begin
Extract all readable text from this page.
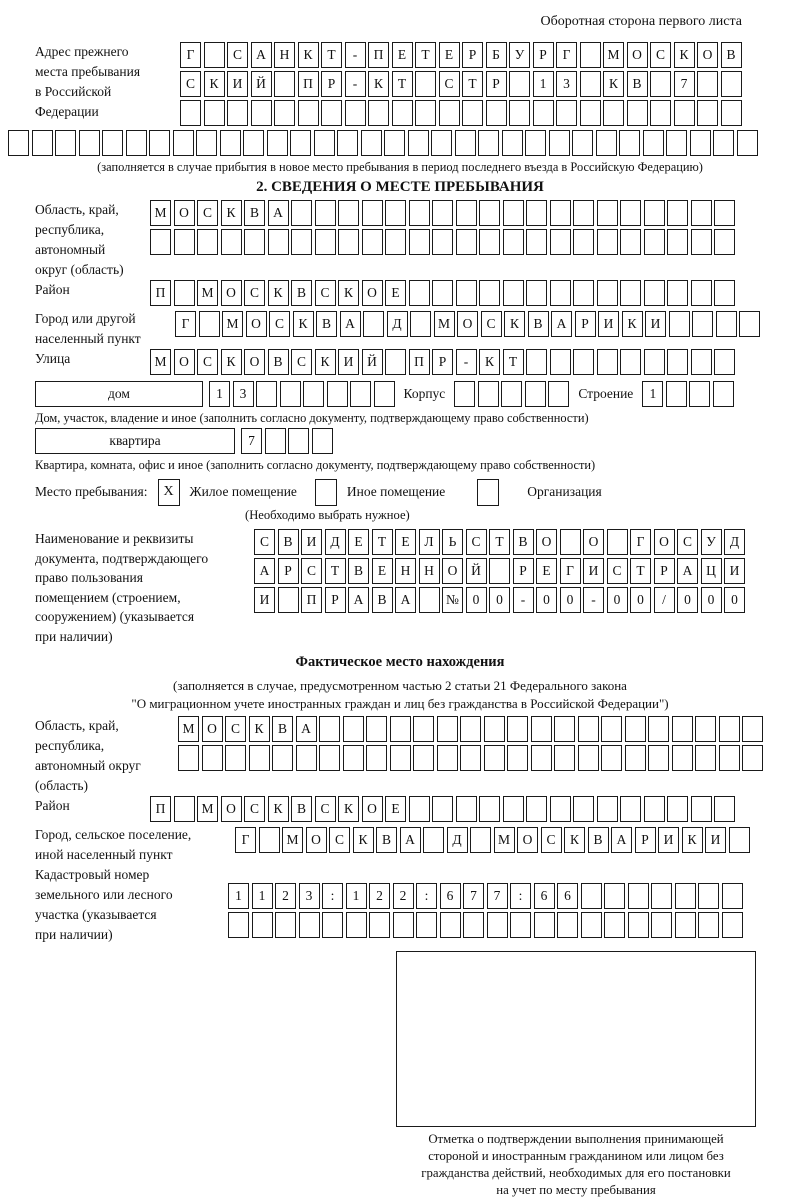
Оборотная сторона первого листа
Адрес прежнего
места пребывания
в Российской
Федерации
Г	С	А	Н	К	Т	-	П	Е	Т	Е	Р	Б	У	Р	Г	М О	С	К	О	В
С	К	И	Й	П	Р	-	К	Т	С	Т	Р	1	3	К	В	7
(заполняется в случае прибытия в новое место пребывания в период последнего въезда в Российскую Федерацию)
2. СВЕДЕНИЯ О МЕСТЕ ПРЕБЫВАНИЯ
Область, край,
республика,
автономный
округ (область)
М О	С	К	В	А
Район	П	М О	С	К	В	С	К	О	Е
Город или другой
населенный пункт
Г	М О	С	К	В	А	Д	М О	С	К	В	А	Р	И	К	И
Улица	М О	С	К	О	В	С	К	И	Й	П	Р	-	К	Т
дом	1	3	Корпус	Строение	1
Дом, участок, владение и иное (заполнить согласно документу, подтверждающему право собственности)
квартира	7
Квартира, комната, офис и иное (заполнить согласно документу, подтверждающему право собственности)
Место пребывания:	X	Жилое помещение	Иное помещение	Организация
(Необходимо выбрать нужное)
Наименование и реквизиты
документа, подтверждающего
право пользования
помещением (строением,
сооружением) (указывается
при наличии)
С	В	И	Д	Е	Т	Е	Л	Ь	С	Т	В	О	О	Г	О	С	У	Д
А	Р	С	Т	В	Е	Н	Н	О	Й	Р	Е	Г	И	С	Т	Р	А	Ц	И
И	П	Р	А	В	А	№	0	0	-	0	0	-	0	0	/	0	0	0
Фактическое место нахождения
(заполняется в случае, предусмотренном частью 2 статьи 21 Федерального закона
"О миграционном учете иностранных граждан и лиц без гражданства в Российской Федерации")
Область, край,
республика,
автономный округ
(область)
М О	С	К	В	А
Район	П	М О	С	К	В	С	К	О	Е
Город, сельское поселение,
иной населенный пункт
Г	М О	С	К	В	А	Д	М О	С	К	В	А	Р	И	К	И
Кадастровый номер
земельного или лесного
участка (указывается
при наличии)
1	1	2	3	:	1	2	2	:	6	7	7	:	6	6
Отметка о подтверждении выполнения принимающей
стороной и иностранным гражданином или лицом без
гражданства действий, необходимых для его постановки
на учет по месту пребывания
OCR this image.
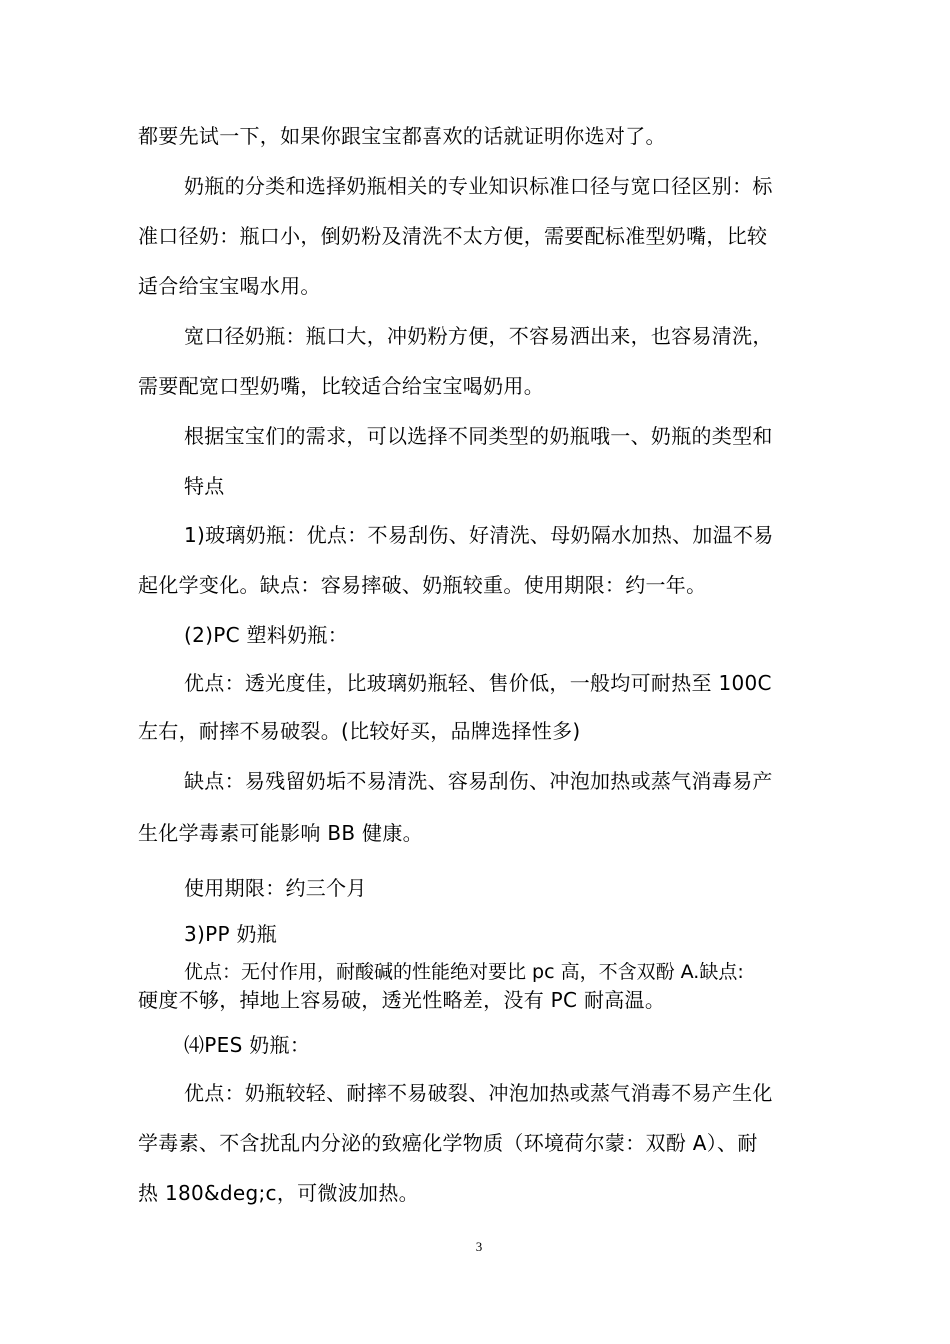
都要先试一下，如果你跟宝宝都喜欢的话就证明你选对了。
奶瓶的分类和选择奶瓶相关的专业知识标准口径与宽口径区别：标
准口径奶：瓶口小，倒奶粉及清洗不太方便，需要配标准型奶嘴，比较
适合给宝宝喝水用。
宽口径奶瓶：瓶口大，冲奶粉方便，不容易洒出来，也容易清洗，
需要配宽口型奶嘴，比较适合给宝宝喝奶用。
根据宝宝们的需求，可以选择不同类型的奶瓶哦一、奶瓶的类型和
特点
1)玻璃奶瓶：优点：不易刮伤、好清洗、母奶隔水加热、加温不易
起化学变化。缺点：容易摔破、奶瓶较重。使用期限：约一年。
(2)PC 塑料奶瓶：
优点：透光度佳，比玻璃奶瓶轻、售价低，一般均可耐热至 100C
左右，耐摔不易破裂。(比较好买，品牌选择性多)
缺点：易残留奶垢不易清洗、容易刮伤、冲泡加热或蒸气消毒易产
生化学毒素可能影响 BB 健康。
使用期限：约三个月
3)PP 奶瓶
优点：无付作用，耐酸碱的性能绝对要比 pc 高，不含双酚 A.缺点:
硬度不够，掉地上容易破，透光性略差，没有 PC 耐高温。
⑷PES 奶瓶：
优点：奶瓶较轻、耐摔不易破裂、冲泡加热或蒸气消毒不易产生化
学毒素、不含扰乱内分泌的致癌化学物质（环境荷尔蒙：双酚 A）、耐
热 180&deg;c，可微波加热。
3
end
◆ To be done:
Copy the material above in full and exactly, skipping pictures.

◆ Solution for this task:
Extract all readable text from this page.
Оборотная сторона первого листа
Адрес прежнего
места пребывания
в Российской
Федерации
Г	С	А	Н	К	Т	-	П	Е	Т	Е	Р	Б	У	Р	Г	М О	С	К	О	В
С	К	И	Й	П	Р	-	К	Т	С	Т	Р	1	3	К	В	7
(заполняется в случае прибытия в новое место пребывания в период последнего въезда в Российскую Федерацию)
2. СВЕДЕНИЯ О МЕСТЕ ПРЕБЫВАНИЯ
Область, край,
республика,
автономный
округ (область)
М О	С	К	В	А
Район	П	М О	С	К	В	С	К	О	Е
Город или другой
населенный пункт
Г	М О	С	К	В	А	Д	М О	С	К	В	А	Р	И	К	И
Улица	М О	С	К	О	В	С	К	И	Й	П	Р	-	К	Т
дом	1	3	Корпус	Строение	1
Дом, участок, владение и иное (заполнить согласно документу, подтверждающему право собственности)
квартира	7
Квартира, комната, офис и иное (заполнить согласно документу, подтверждающему право собственности)
Место пребывания:	X	Жилое помещение	Иное помещение	Организация
(Необходимо выбрать нужное)
Наименование и реквизиты
документа, подтверждающего
право пользования
помещением (строением,
сооружением) (указывается
при наличии)
С	В	И	Д	Е	Т	Е	Л	Ь	С	Т	В	О	О	Г	О	С	У	Д
А	Р	С	Т	В	Е	Н	Н	О	Й	Р	Е	Г	И	С	Т	Р	А	Ц	И
И	П	Р	А	В	А	№	0	0	-	0	0	-	0	0	/	0	0	0
Фактическое место нахождения
(заполняется в случае, предусмотренном частью 2 статьи 21 Федерального закона
"О миграционном учете иностранных граждан и лиц без гражданства в Российской Федерации")
Область, край,
республика,
автономный округ
(область)
М О	С	К	В	А
Район	П	М О	С	К	В	С	К	О	Е
Город, сельское поселение,
иной населенный пункт
Г	М О	С	К	В	А	Д	М О	С	К	В	А	Р	И	К	И
Кадастровый номер
земельного или лесного
участка (указывается
при наличии)
1	1	2	3	:	1	2	2	:	6	7	7	:	6	6
Отметка о подтверждении выполнения принимающей
стороной и иностранным гражданином или лицом без
гражданства действий, необходимых для его постановки
на учет по месту пребывания
OCR this image.
都要先试一下，如果你跟宝宝都喜欢的话就证明你选对了。
奶瓶的分类和选择奶瓶相关的专业知识标准口径与宽口径区别：标
准口径奶：瓶口小，倒奶粉及清洗不太方便，需要配标准型奶嘴，比较
适合给宝宝喝水用。
宽口径奶瓶：瓶口大，冲奶粉方便，不容易洒出来，也容易清洗，
需要配宽口型奶嘴，比较适合给宝宝喝奶用。
根据宝宝们的需求，可以选择不同类型的奶瓶哦一、奶瓶的类型和
特点
1)玻璃奶瓶：优点：不易刮伤、好清洗、母奶隔水加热、加温不易
起化学变化。缺点：容易摔破、奶瓶较重。使用期限：约一年。
(2)PC 塑料奶瓶：
优点：透光度佳，比玻璃奶瓶轻、售价低，一般均可耐热至 100C
左右，耐摔不易破裂。(比较好买，品牌选择性多)
缺点：易残留奶垢不易清洗、容易刮伤、冲泡加热或蒸气消毒易产
生化学毒素可能影响 BB 健康。
使用期限：约三个月
3)PP 奶瓶
优点：无付作用，耐酸碱的性能绝对要比 pc 高，不含双酚 A.缺点:
硬度不够，掉地上容易破，透光性略差，没有 PC 耐高温。
⑷PES 奶瓶：
优点：奶瓶较轻、耐摔不易破裂、冲泡加热或蒸气消毒不易产生化
学毒素、不含扰乱内分泌的致癌化学物质（环境荷尔蒙：双酚 A）、耐
热 180&deg;c，可微波加热。
3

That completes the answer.